Short problem:
Look through the material below. Copy each line that contains the string "screenshot".

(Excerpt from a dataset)

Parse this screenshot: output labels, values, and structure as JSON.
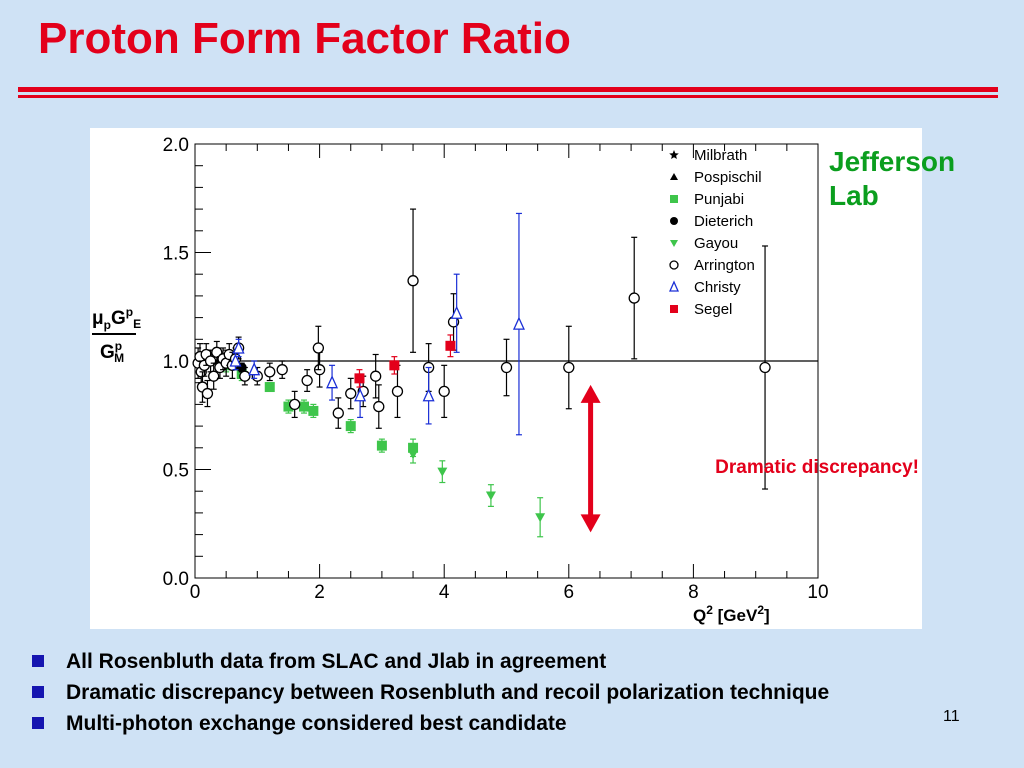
{
  "slide": {
    "title": "Proton Form Factor Ratio",
    "lab_label": "Jefferson Lab",
    "bullets": [
      "All Rosenbluth data from SLAC and Jlab in agreement",
      "Dramatic discrepancy between Rosenbluth and recoil polarization technique",
      "Multi-photon exchange considered best candidate"
    ],
    "page_number": "11",
    "colors": {
      "title": "#e3001b",
      "lab": "#0b9e1e",
      "bullet": "#1515b0",
      "background": "#cfe2f5"
    }
  },
  "chart_data": {
    "type": "scatter",
    "title": "",
    "xlabel": "Q",
    "xlabel_sup": "2",
    "xlabel_unit": "[GeV",
    "xlabel_unit_sup": "2",
    "xlabel_unit_close": "]",
    "ylabel": {
      "mu": "μ",
      "p": "p",
      "G": "G",
      "E": "E",
      "sup": "p",
      "M": "M"
    },
    "xlim": [
      0,
      10
    ],
    "ylim": [
      0,
      2
    ],
    "xticks": [
      "0",
      "2",
      "4",
      "6",
      "8",
      "10"
    ],
    "yticks": [
      "0.0",
      "0.5",
      "1.0",
      "1.5",
      "2.0"
    ],
    "reference_line": 1.0,
    "legend_position": "top-right",
    "annotation": {
      "text": "Dramatic discrepancy!",
      "color": "#e3001b",
      "arrow_x": 6.35,
      "arrow_y": [
        0.21,
        0.89
      ]
    },
    "series": [
      {
        "name": "Milbrath",
        "marker": "star",
        "color": "#000000",
        "points": []
      },
      {
        "name": "Pospischil",
        "marker": "triangle-filled",
        "color": "#000000",
        "points": []
      },
      {
        "name": "Punjabi",
        "marker": "square-filled",
        "color": "#3ec54b",
        "points": [
          {
            "x": 0.5,
            "y": 0.98,
            "err": 0.03
          },
          {
            "x": 0.75,
            "y": 0.94,
            "err": 0.03
          },
          {
            "x": 1.2,
            "y": 0.88,
            "err": 0.02
          },
          {
            "x": 1.5,
            "y": 0.79,
            "err": 0.03
          },
          {
            "x": 1.75,
            "y": 0.79,
            "err": 0.03
          },
          {
            "x": 1.9,
            "y": 0.77,
            "err": 0.03
          },
          {
            "x": 2.5,
            "y": 0.7,
            "err": 0.03
          },
          {
            "x": 3.0,
            "y": 0.61,
            "err": 0.03
          },
          {
            "x": 3.5,
            "y": 0.6,
            "err": 0.04
          }
        ]
      },
      {
        "name": "Dieterich",
        "marker": "circle-filled",
        "color": "#000000",
        "points": [
          {
            "x": 0.4,
            "y": 0.99,
            "err": 0.02
          },
          {
            "x": 0.75,
            "y": 0.97,
            "err": 0.02
          }
        ]
      },
      {
        "name": "Gayou",
        "marker": "triangle-down-filled",
        "color": "#3ec54b",
        "points": [
          {
            "x": 3.5,
            "y": 0.57,
            "err": 0.04
          },
          {
            "x": 3.97,
            "y": 0.49,
            "err": 0.05
          },
          {
            "x": 4.75,
            "y": 0.38,
            "err": 0.05
          },
          {
            "x": 5.54,
            "y": 0.28,
            "err": 0.09
          }
        ]
      },
      {
        "name": "Arrington",
        "marker": "circle-open",
        "color": "#000000",
        "points": [
          {
            "x": 0.05,
            "y": 0.99,
            "err": 0.07
          },
          {
            "x": 0.08,
            "y": 1.02,
            "err": 0.06
          },
          {
            "x": 0.1,
            "y": 0.95,
            "err": 0.05
          },
          {
            "x": 0.12,
            "y": 0.88,
            "err": 0.07
          },
          {
            "x": 0.15,
            "y": 0.98,
            "err": 0.05
          },
          {
            "x": 0.18,
            "y": 1.03,
            "err": 0.05
          },
          {
            "x": 0.2,
            "y": 0.85,
            "err": 0.06
          },
          {
            "x": 0.25,
            "y": 1.0,
            "err": 0.05
          },
          {
            "x": 0.3,
            "y": 0.93,
            "err": 0.06
          },
          {
            "x": 0.35,
            "y": 1.04,
            "err": 0.05
          },
          {
            "x": 0.4,
            "y": 0.97,
            "err": 0.05
          },
          {
            "x": 0.45,
            "y": 1.01,
            "err": 0.05
          },
          {
            "x": 0.5,
            "y": 0.99,
            "err": 0.06
          },
          {
            "x": 0.55,
            "y": 1.03,
            "err": 0.05
          },
          {
            "x": 0.6,
            "y": 0.98,
            "err": 0.06
          },
          {
            "x": 0.65,
            "y": 1.01,
            "err": 0.05
          },
          {
            "x": 0.7,
            "y": 1.06,
            "err": 0.05
          },
          {
            "x": 0.8,
            "y": 0.93,
            "err": 0.04
          },
          {
            "x": 1.0,
            "y": 0.93,
            "err": 0.04
          },
          {
            "x": 1.2,
            "y": 0.95,
            "err": 0.04
          },
          {
            "x": 1.4,
            "y": 0.96,
            "err": 0.04
          },
          {
            "x": 1.6,
            "y": 0.8,
            "err": 0.06
          },
          {
            "x": 1.8,
            "y": 0.91,
            "err": 0.05
          },
          {
            "x": 2.0,
            "y": 0.96,
            "err": 0.08
          },
          {
            "x": 1.98,
            "y": 1.06,
            "err": 0.1
          },
          {
            "x": 2.3,
            "y": 0.76,
            "err": 0.07
          },
          {
            "x": 2.5,
            "y": 0.85,
            "err": 0.07
          },
          {
            "x": 2.7,
            "y": 0.86,
            "err": 0.07
          },
          {
            "x": 2.95,
            "y": 0.79,
            "err": 0.1
          },
          {
            "x": 2.9,
            "y": 0.93,
            "err": 0.1
          },
          {
            "x": 3.25,
            "y": 0.86,
            "err": 0.12
          },
          {
            "x": 3.5,
            "y": 1.37,
            "err": 0.33
          },
          {
            "x": 3.75,
            "y": 0.97,
            "err": 0.11
          },
          {
            "x": 4.0,
            "y": 0.86,
            "err": 0.12
          },
          {
            "x": 4.15,
            "y": 1.18,
            "err": 0.13
          },
          {
            "x": 5.0,
            "y": 0.97,
            "err": 0.13
          },
          {
            "x": 6.0,
            "y": 0.97,
            "err": 0.19
          },
          {
            "x": 7.05,
            "y": 1.29,
            "err": 0.28
          },
          {
            "x": 9.15,
            "y": 0.97,
            "err": 0.56
          }
        ]
      },
      {
        "name": "Christy",
        "marker": "triangle-open",
        "color": "#1a2fd6",
        "points": [
          {
            "x": 0.65,
            "y": 1.0,
            "err": 0.04
          },
          {
            "x": 0.7,
            "y": 1.06,
            "err": 0.04
          },
          {
            "x": 0.95,
            "y": 0.96,
            "err": 0.04
          },
          {
            "x": 2.2,
            "y": 0.9,
            "err": 0.08
          },
          {
            "x": 2.65,
            "y": 0.84,
            "err": 0.1
          },
          {
            "x": 3.75,
            "y": 0.84,
            "err": 0.13
          },
          {
            "x": 4.2,
            "y": 1.22,
            "err": 0.18
          },
          {
            "x": 5.2,
            "y": 1.17,
            "err": 0.51
          }
        ]
      },
      {
        "name": "Segel",
        "marker": "square-filled",
        "color": "#e3001b",
        "points": [
          {
            "x": 2.64,
            "y": 0.92,
            "err": 0.04
          },
          {
            "x": 3.2,
            "y": 0.98,
            "err": 0.04
          },
          {
            "x": 4.1,
            "y": 1.07,
            "err": 0.05
          }
        ]
      }
    ]
  }
}
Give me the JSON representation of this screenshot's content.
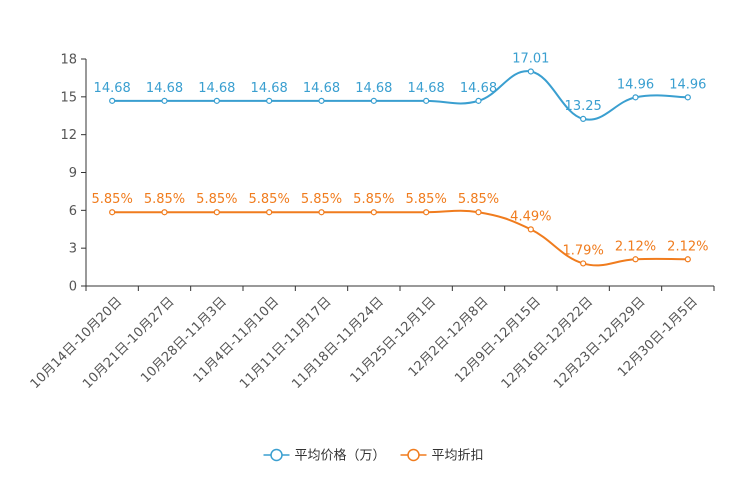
{
  "chart_data": {
    "type": "line",
    "title": "",
    "xlabel": "",
    "ylabel": "",
    "ylim": [
      0,
      18
    ],
    "yticks": [
      0,
      3,
      6,
      9,
      12,
      15,
      18
    ],
    "grid": false,
    "legend_position": "bottom-center",
    "categories": [
      "10月14日-10月20日",
      "10月21日-10月27日",
      "10月28日-11月3日",
      "11月4日-11月10日",
      "11月11日-11月17日",
      "11月18日-11月24日",
      "11月25日-12月1日",
      "12月2日-12月8日",
      "12月9日-12月15日",
      "12月16日-12月22日",
      "12月23日-12月29日",
      "12月30日-1月5日"
    ],
    "series": [
      {
        "name": "平均价格（万）",
        "color": "#3a9fd0",
        "values": [
          14.68,
          14.68,
          14.68,
          14.68,
          14.68,
          14.68,
          14.68,
          14.68,
          17.01,
          13.25,
          14.96,
          14.96
        ],
        "labels": [
          "14.68",
          "14.68",
          "14.68",
          "14.68",
          "14.68",
          "14.68",
          "14.68",
          "14.68",
          "17.01",
          "13.25",
          "14.96",
          "14.96"
        ]
      },
      {
        "name": "平均折扣",
        "color": "#f07c1e",
        "values": [
          5.85,
          5.85,
          5.85,
          5.85,
          5.85,
          5.85,
          5.85,
          5.85,
          4.49,
          1.79,
          2.12,
          2.12
        ],
        "labels": [
          "5.85%",
          "5.85%",
          "5.85%",
          "5.85%",
          "5.85%",
          "5.85%",
          "5.85%",
          "5.85%",
          "4.49%",
          "1.79%",
          "2.12%",
          "2.12%"
        ]
      }
    ]
  }
}
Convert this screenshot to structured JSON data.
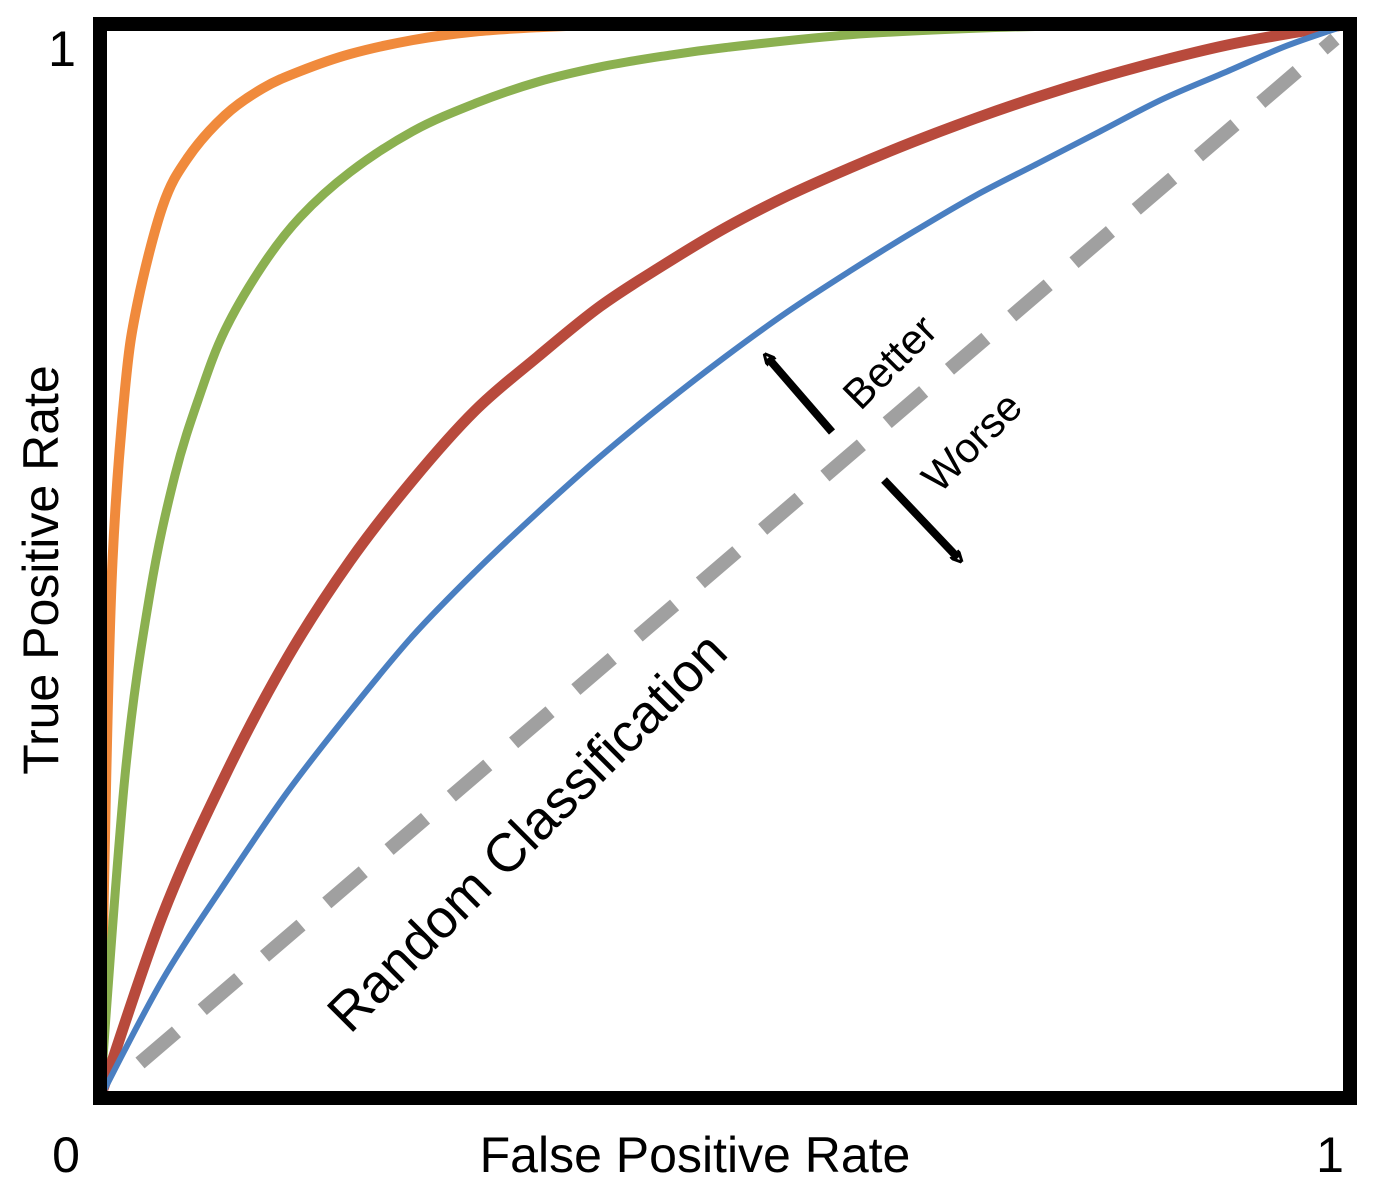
{
  "chart_data": {
    "type": "line",
    "xlabel": "False Positive Rate",
    "ylabel": "True Positive Rate",
    "xlim": [
      0,
      1
    ],
    "ylim": [
      0,
      1
    ],
    "x_ticks": [
      "0",
      "1"
    ],
    "y_ticks": [
      "1"
    ],
    "grid": false,
    "legend": "none",
    "series": [
      {
        "color": "#f08a3c",
        "x": [
          0,
          0.005,
          0.01,
          0.02,
          0.03,
          0.05,
          0.07,
          0.1,
          0.13,
          0.16,
          0.2,
          0.25,
          0.3,
          0.35,
          0.4,
          0.5,
          0.6,
          0.7,
          0.8,
          0.9,
          1.0
        ],
        "y": [
          0,
          0.3,
          0.5,
          0.66,
          0.74,
          0.83,
          0.875,
          0.915,
          0.94,
          0.956,
          0.972,
          0.985,
          0.993,
          0.997,
          0.999,
          1.0,
          1.0,
          1.0,
          1.0,
          1.0,
          1.0
        ]
      },
      {
        "color": "#8bb050",
        "x": [
          0,
          0.02,
          0.04,
          0.06,
          0.08,
          0.1,
          0.13,
          0.16,
          0.2,
          0.25,
          0.3,
          0.35,
          0.4,
          0.45,
          0.5,
          0.6,
          0.7,
          0.8,
          0.9,
          1.0
        ],
        "y": [
          0,
          0.3,
          0.47,
          0.58,
          0.655,
          0.715,
          0.775,
          0.82,
          0.862,
          0.9,
          0.926,
          0.946,
          0.96,
          0.97,
          0.978,
          0.99,
          0.996,
          0.999,
          1.0,
          1.0
        ]
      },
      {
        "color": "#b84a3c",
        "x": [
          0,
          0.05,
          0.1,
          0.15,
          0.2,
          0.25,
          0.3,
          0.35,
          0.4,
          0.45,
          0.5,
          0.55,
          0.6,
          0.65,
          0.7,
          0.75,
          0.8,
          0.85,
          0.9,
          0.95,
          1.0
        ],
        "y": [
          0,
          0.17,
          0.3,
          0.41,
          0.5,
          0.575,
          0.64,
          0.69,
          0.737,
          0.775,
          0.81,
          0.84,
          0.866,
          0.89,
          0.912,
          0.932,
          0.95,
          0.966,
          0.98,
          0.991,
          1.0
        ]
      },
      {
        "color": "#4a7fc1",
        "x": [
          0,
          0.05,
          0.1,
          0.15,
          0.2,
          0.25,
          0.3,
          0.35,
          0.4,
          0.45,
          0.5,
          0.55,
          0.6,
          0.65,
          0.7,
          0.75,
          0.8,
          0.85,
          0.9,
          0.95,
          1.0
        ],
        "y": [
          0,
          0.11,
          0.2,
          0.285,
          0.36,
          0.43,
          0.49,
          0.545,
          0.597,
          0.645,
          0.69,
          0.732,
          0.77,
          0.806,
          0.84,
          0.87,
          0.9,
          0.93,
          0.955,
          0.98,
          1.0
        ]
      }
    ],
    "reference_line": {
      "color": "#a0a0a0",
      "x": [
        0,
        1
      ],
      "y": [
        0,
        1
      ],
      "label": "Random Classification"
    },
    "annotations": {
      "better": "Better",
      "worse": "Worse"
    }
  }
}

Solution:
Parse this screenshot: output labels, values, and structure as JSON.
Give me the JSON representation of this screenshot's content.
Convert this screenshot to structured JSON data.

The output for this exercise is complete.